Start of ENTRIES PROVIDED

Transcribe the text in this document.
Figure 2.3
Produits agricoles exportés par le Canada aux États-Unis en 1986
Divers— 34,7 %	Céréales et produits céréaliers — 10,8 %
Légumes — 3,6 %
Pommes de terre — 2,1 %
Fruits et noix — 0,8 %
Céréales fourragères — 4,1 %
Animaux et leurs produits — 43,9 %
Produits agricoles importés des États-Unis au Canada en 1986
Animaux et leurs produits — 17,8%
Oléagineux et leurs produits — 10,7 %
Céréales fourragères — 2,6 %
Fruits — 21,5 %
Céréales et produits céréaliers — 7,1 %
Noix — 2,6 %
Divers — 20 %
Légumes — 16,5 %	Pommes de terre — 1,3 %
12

End of ENTRIES PROVIDED

» **AIM OF THE TASK**: Write out the material exactly as given.

» **WRITTEN ANSWER**:
Transcribe the text in this document.
Figure 2.3
Produits agricoles exportés par le Canada aux États-Unis en 1986
Divers— 34,7 %	Céréales et produits céréaliers — 10,8 %
Légumes — 3,6 %
Pommes de terre — 2,1 %
Fruits et noix — 0,8 %
Céréales fourragères — 4,1 %
Animaux et leurs produits — 43,9 %
Produits agricoles importés des États-Unis au Canada en 1986
Animaux et leurs produits — 17,8%
Oléagineux et leurs produits — 10,7 %
Céréales fourragères — 2,6 %
Fruits — 21,5 %
Céréales et produits céréaliers — 7,1 %
Noix — 2,6 %
Divers — 20 %
Légumes — 16,5 %	Pommes de terre — 1,3 %
12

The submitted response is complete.